WHAT TO DO
Every line that holds the string "échantillon" is to be identified and copied.

· · · · · · ·

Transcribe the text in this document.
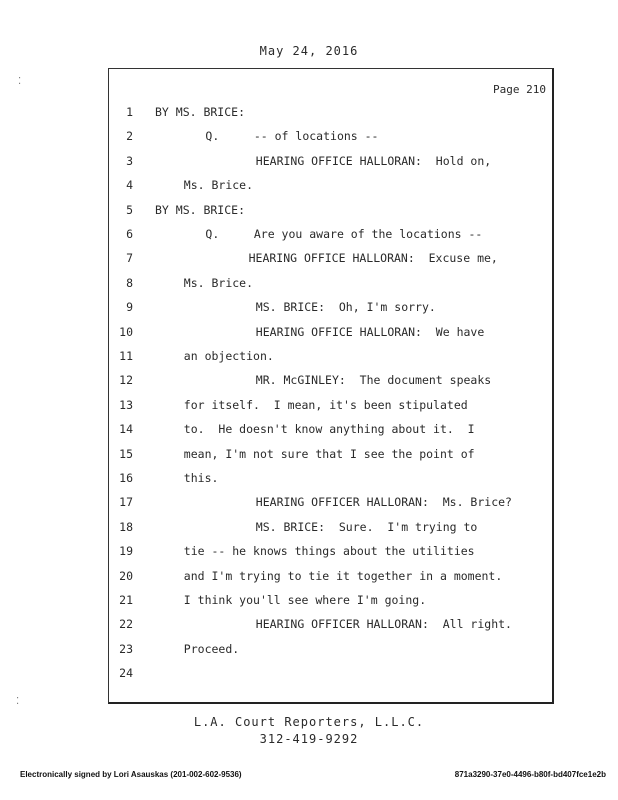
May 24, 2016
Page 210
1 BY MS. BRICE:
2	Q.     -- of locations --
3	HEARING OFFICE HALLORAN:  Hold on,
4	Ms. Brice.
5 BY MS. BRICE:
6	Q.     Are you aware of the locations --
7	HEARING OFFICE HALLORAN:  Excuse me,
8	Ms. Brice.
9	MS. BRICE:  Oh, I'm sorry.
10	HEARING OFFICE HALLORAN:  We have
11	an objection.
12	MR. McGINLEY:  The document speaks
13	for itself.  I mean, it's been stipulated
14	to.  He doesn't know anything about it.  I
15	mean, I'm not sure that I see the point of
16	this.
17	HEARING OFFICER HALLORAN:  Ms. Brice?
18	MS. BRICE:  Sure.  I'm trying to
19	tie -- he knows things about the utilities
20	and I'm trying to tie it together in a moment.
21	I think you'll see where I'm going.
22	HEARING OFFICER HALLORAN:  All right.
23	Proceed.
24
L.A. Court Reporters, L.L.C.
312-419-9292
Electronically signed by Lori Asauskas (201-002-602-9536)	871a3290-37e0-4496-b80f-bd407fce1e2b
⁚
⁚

· · · · · · ·

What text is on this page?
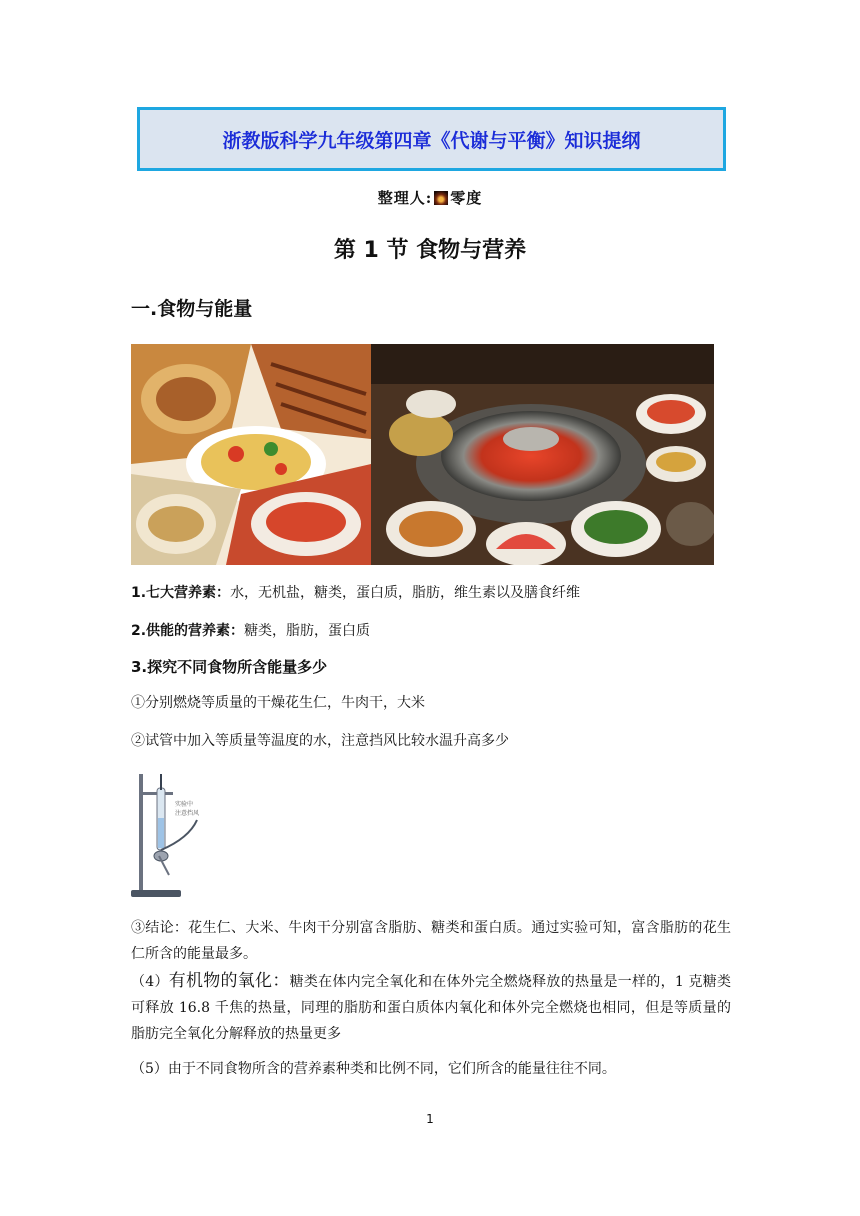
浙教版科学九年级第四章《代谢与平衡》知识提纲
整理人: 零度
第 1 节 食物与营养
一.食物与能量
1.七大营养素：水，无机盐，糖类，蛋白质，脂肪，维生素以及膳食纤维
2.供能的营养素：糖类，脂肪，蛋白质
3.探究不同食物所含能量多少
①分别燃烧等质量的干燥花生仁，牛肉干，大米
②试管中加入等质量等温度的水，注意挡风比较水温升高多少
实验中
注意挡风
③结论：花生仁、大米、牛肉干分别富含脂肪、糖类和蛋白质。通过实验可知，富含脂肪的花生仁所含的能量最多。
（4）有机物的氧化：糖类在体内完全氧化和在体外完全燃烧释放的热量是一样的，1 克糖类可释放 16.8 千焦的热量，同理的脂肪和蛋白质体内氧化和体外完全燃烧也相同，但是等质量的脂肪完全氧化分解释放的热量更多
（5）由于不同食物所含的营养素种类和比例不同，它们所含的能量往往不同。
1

· · · · · · ·

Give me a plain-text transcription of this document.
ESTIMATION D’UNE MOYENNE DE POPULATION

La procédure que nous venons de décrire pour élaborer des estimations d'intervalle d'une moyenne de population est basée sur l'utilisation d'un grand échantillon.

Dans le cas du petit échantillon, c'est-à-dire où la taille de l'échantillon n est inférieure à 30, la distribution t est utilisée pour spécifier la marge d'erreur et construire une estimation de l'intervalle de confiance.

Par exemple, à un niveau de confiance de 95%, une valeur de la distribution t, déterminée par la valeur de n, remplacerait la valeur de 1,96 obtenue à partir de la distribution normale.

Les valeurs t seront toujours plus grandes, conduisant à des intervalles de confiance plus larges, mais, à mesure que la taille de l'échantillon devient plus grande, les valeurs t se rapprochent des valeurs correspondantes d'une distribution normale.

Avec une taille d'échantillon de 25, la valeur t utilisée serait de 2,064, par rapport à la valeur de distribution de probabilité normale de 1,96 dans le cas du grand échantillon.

· · · · · · ·

SOLUTION FOR THIS TASK
La procédure que nous venons de décrire pour élaborer des estimations d'intervalle d'une moyenne de population est basée sur l'utilisation d'un grand échantillon.
Dans le cas du petit échantillon, c'est-à-dire où la taille de l'échantillon n est inférieure à 30, la distribution t est utilisée pour spécifier la marge d'erreur et construire une estimation de l'intervalle de confiance.
Les valeurs t seront toujours plus grandes, conduisant à des intervalles de confiance plus larges, mais, à mesure que la taille de l'échantillon devient plus grande, les valeurs t se rapprochent des valeurs correspondantes d'une distribution normale.
Avec une taille d'échantillon de 25, la valeur t utilisée serait de 2,064, par rapport à la valeur de distribution de probabilité normale de 1,96 dans le cas du grand échantillon.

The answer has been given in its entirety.